**Supplied records:**

==============================

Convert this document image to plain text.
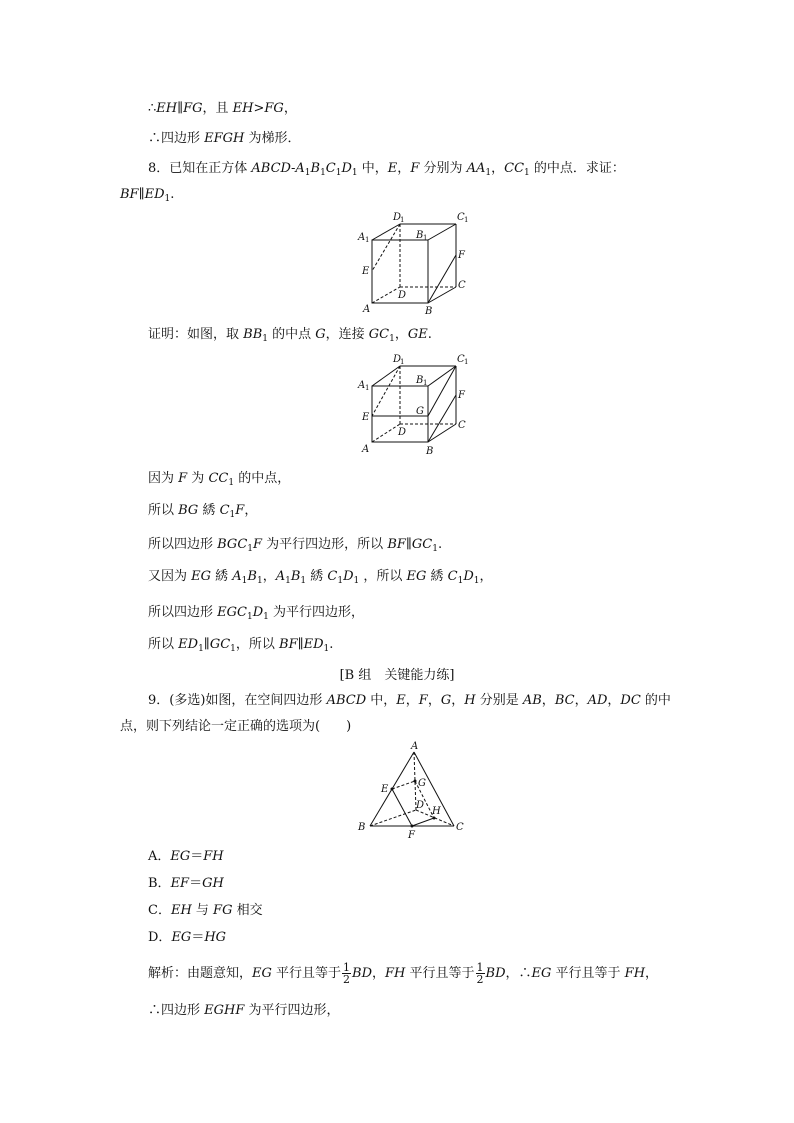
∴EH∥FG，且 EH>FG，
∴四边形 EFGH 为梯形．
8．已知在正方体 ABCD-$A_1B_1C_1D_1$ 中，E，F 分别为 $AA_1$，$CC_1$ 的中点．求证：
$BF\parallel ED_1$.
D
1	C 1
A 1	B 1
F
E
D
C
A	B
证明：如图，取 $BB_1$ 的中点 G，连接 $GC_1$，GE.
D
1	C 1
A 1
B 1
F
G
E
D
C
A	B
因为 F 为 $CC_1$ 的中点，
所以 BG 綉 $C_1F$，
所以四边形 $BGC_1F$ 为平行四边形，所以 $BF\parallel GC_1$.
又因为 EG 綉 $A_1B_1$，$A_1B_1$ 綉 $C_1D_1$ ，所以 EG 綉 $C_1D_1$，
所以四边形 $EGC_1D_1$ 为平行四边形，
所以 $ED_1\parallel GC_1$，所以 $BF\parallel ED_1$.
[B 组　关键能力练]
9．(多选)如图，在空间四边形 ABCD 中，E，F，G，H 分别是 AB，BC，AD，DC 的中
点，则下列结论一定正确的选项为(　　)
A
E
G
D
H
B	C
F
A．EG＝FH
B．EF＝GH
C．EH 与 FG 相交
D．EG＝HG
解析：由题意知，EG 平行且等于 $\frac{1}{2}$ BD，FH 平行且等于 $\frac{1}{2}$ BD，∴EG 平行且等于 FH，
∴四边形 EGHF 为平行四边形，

==============================

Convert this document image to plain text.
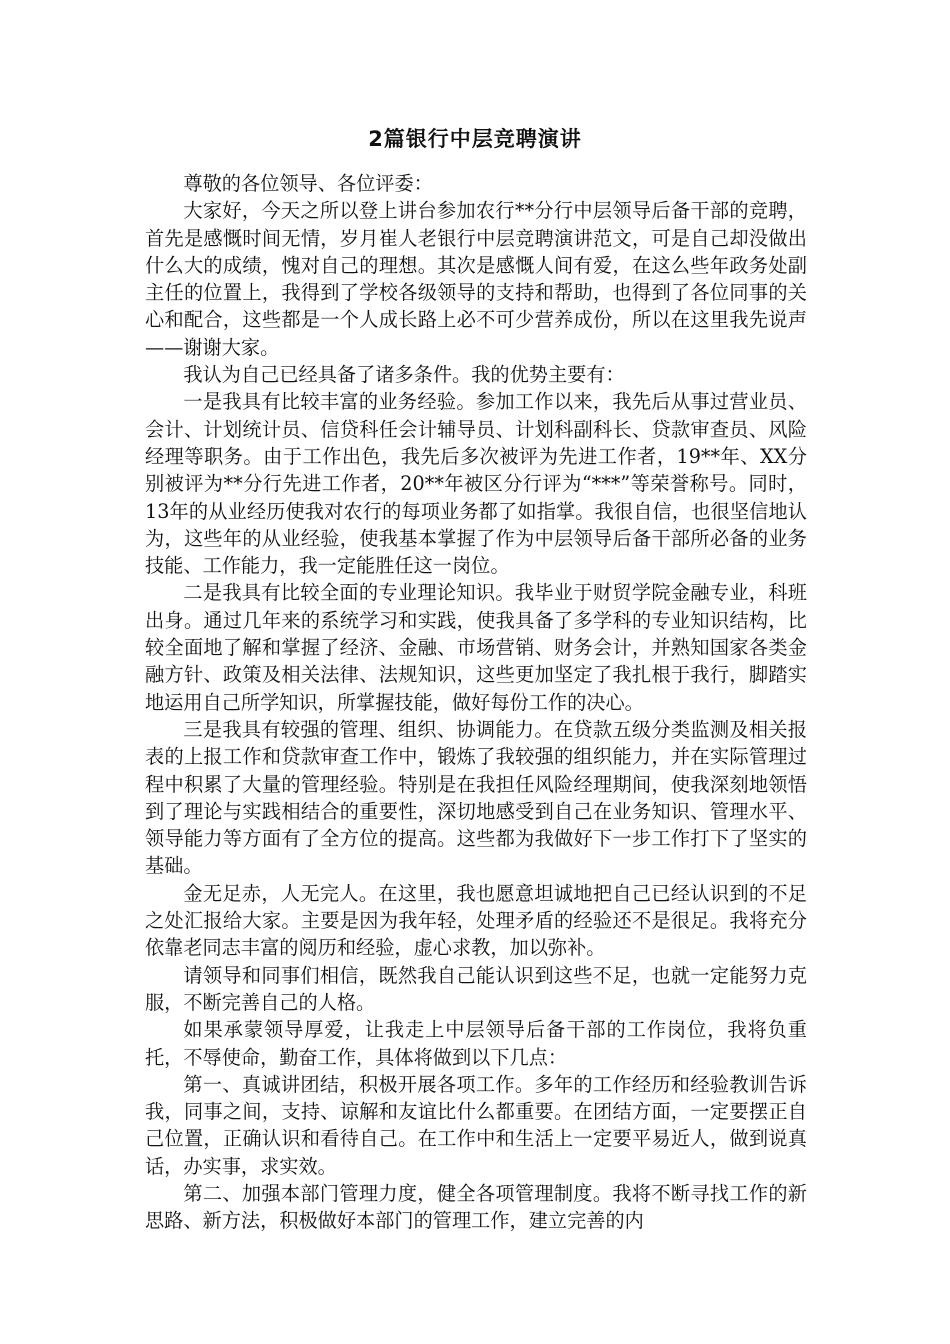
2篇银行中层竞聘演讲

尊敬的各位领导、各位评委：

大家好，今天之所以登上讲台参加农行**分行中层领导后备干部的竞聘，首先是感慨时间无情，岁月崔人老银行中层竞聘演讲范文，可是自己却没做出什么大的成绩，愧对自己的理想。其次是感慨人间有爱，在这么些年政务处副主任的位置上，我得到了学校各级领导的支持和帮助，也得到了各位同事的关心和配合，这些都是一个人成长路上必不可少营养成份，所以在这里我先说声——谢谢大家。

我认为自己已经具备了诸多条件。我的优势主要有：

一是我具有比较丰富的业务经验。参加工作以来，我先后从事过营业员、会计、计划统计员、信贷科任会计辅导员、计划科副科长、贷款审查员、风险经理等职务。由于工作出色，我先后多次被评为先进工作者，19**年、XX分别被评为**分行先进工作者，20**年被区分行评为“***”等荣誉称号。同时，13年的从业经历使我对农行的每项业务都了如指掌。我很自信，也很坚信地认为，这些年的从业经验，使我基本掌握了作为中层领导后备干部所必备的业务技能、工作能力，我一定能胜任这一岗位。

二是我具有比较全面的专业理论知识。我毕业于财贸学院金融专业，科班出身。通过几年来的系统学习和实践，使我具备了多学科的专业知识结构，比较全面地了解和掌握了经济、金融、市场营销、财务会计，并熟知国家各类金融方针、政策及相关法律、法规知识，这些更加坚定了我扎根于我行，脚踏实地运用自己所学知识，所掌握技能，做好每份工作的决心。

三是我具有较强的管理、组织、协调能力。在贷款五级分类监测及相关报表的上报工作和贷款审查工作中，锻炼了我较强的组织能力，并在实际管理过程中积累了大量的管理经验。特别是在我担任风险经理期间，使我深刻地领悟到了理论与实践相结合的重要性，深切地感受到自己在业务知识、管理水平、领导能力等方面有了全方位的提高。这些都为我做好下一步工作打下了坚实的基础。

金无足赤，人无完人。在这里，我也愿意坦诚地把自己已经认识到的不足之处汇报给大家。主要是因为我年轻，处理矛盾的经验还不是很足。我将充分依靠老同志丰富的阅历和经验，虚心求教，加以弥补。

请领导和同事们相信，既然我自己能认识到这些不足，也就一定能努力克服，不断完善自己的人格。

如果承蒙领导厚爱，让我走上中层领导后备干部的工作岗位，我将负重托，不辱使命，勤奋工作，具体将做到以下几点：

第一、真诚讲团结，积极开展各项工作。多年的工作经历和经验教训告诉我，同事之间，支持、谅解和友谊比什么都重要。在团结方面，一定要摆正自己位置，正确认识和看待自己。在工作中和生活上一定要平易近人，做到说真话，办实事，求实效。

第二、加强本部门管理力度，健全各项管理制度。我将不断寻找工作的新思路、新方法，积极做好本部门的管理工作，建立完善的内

==============================

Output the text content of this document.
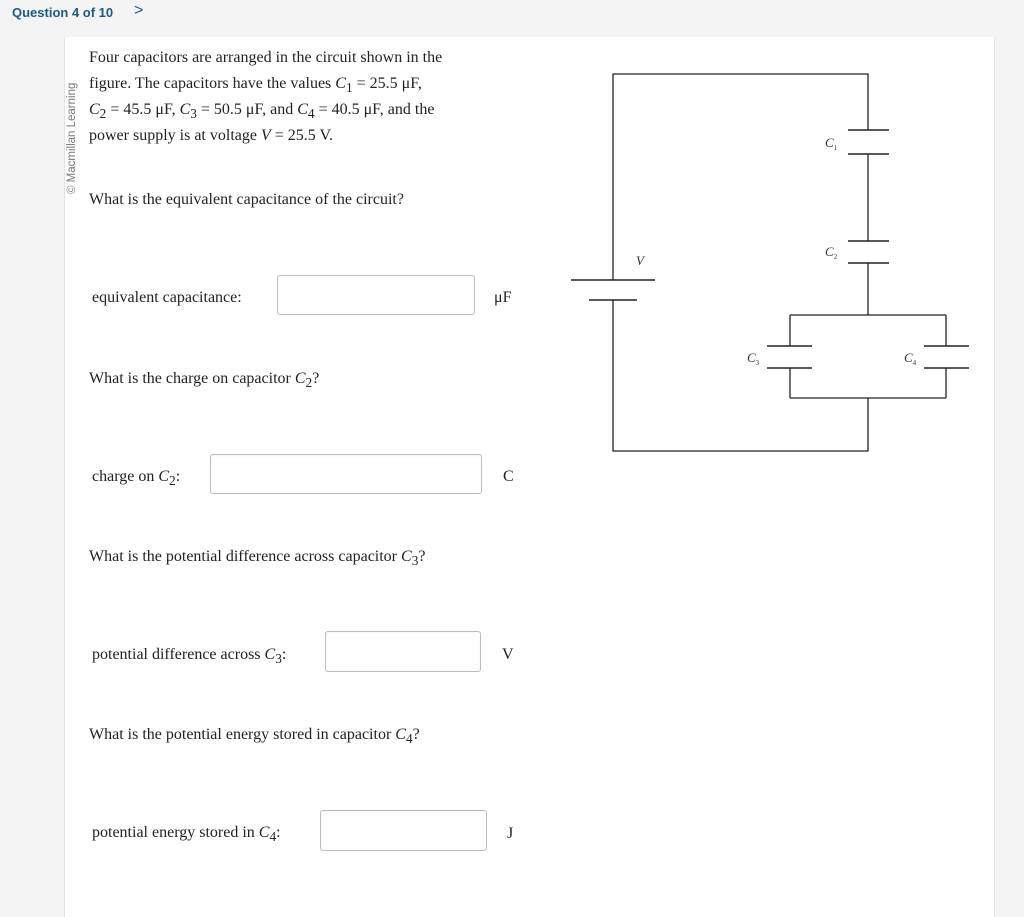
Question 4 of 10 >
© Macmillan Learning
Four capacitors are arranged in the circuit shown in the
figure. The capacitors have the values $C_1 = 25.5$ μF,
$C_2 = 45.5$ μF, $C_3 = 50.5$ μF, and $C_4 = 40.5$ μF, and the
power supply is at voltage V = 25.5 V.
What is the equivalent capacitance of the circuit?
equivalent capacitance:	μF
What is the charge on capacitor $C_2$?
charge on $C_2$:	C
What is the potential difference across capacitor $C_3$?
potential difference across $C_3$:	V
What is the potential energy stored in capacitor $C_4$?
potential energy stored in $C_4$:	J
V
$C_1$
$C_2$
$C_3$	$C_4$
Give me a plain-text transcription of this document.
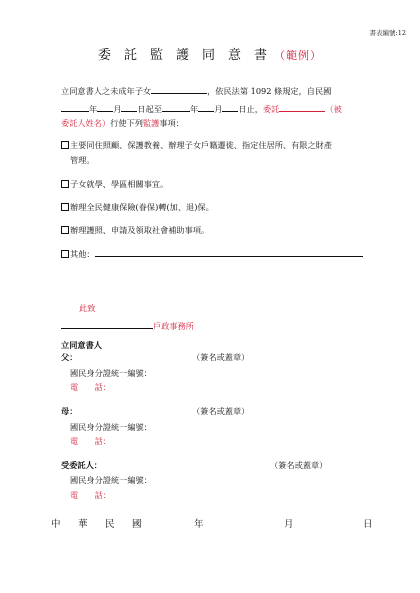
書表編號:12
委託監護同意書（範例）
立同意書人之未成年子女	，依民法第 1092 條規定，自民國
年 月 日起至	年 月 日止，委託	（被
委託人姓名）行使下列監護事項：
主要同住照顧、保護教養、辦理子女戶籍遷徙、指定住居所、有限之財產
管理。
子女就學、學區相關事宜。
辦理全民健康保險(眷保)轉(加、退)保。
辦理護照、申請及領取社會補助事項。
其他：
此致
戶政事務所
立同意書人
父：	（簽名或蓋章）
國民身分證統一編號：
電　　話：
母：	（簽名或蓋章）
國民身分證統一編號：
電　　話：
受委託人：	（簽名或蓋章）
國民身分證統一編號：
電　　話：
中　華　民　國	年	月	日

==============================

**Do this:**
Show all lines from the data above in which the word "text" appears.

**Answer below:**
Convert this document image to plain text.
Convert this document image to plain text.
Output the text content of this document.
Give me a plain-text transcription of this document.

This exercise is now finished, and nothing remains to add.